• GIVEN REQUEST:
Take all the material and copy it exactly.

BEGIN EXERCISE DATA

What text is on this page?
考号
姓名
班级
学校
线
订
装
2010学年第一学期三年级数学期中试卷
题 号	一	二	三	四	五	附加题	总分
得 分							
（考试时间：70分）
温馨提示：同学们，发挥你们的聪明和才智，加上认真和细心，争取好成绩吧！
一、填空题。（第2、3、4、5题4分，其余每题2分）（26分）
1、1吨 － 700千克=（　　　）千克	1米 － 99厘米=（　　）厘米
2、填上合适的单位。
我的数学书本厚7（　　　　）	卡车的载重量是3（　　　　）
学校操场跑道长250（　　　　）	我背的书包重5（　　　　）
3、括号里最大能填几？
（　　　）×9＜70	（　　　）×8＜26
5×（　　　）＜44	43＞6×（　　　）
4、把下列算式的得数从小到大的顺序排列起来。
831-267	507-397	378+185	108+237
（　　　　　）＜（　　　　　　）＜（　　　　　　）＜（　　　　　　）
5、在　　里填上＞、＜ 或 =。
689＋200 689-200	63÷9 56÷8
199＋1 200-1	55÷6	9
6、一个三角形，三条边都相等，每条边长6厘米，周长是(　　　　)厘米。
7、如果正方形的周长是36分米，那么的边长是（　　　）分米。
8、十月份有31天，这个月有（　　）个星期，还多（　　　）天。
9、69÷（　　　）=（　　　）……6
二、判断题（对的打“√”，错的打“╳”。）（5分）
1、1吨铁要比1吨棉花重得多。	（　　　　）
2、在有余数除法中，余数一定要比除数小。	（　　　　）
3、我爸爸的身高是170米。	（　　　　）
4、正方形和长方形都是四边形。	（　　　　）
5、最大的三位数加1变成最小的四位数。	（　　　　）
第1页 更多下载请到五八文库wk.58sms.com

END EXERCISE DATA

• ANSWER TO THIS EXERCISE:
What text is on this page?
考号
姓名
班级
学校
线
订
装
2010学年第一学期三年级数学期中试卷
题 号	一	二	三	四	五	附加题	总分
得 分							
（考试时间：70分）
温馨提示：同学们，发挥你们的聪明和才智，加上认真和细心，争取好成绩吧！
一、填空题。（第2、3、4、5题4分，其余每题2分）（26分）
1、1吨 － 700千克=（　　　）千克	1米 － 99厘米=（　　）厘米
2、填上合适的单位。
我的数学书本厚7（　　　　）	卡车的载重量是3（　　　　）
学校操场跑道长250（　　　　）	我背的书包重5（　　　　）
3、括号里最大能填几？
（　　　）×9＜70	（　　　）×8＜26
5×（　　　）＜44	43＞6×（　　　）
4、把下列算式的得数从小到大的顺序排列起来。
831-267	507-397	378+185	108+237
（　　　　　）＜（　　　　　　）＜（　　　　　　）＜（　　　　　　）
5、在　　里填上＞、＜ 或 =。
689＋200 689-200	63÷9 56÷8
199＋1 200-1	55÷6	9
6、一个三角形，三条边都相等，每条边长6厘米，周长是(　　　　)厘米。
7、如果正方形的周长是36分米，那么的边长是（　　　）分米。
8、十月份有31天，这个月有（　　）个星期，还多（　　　）天。
9、69÷（　　　）=（　　　）……6
二、判断题（对的打“√”，错的打“╳”。）（5分）
1、1吨铁要比1吨棉花重得多。	（　　　　）
2、在有余数除法中，余数一定要比除数小。	（　　　　）
3、我爸爸的身高是170米。	（　　　　）
4、正方形和长方形都是四边形。	（　　　　）
5、最大的三位数加1变成最小的四位数。	（　　　　）
第1页 更多下载请到五八文库wk.58sms.com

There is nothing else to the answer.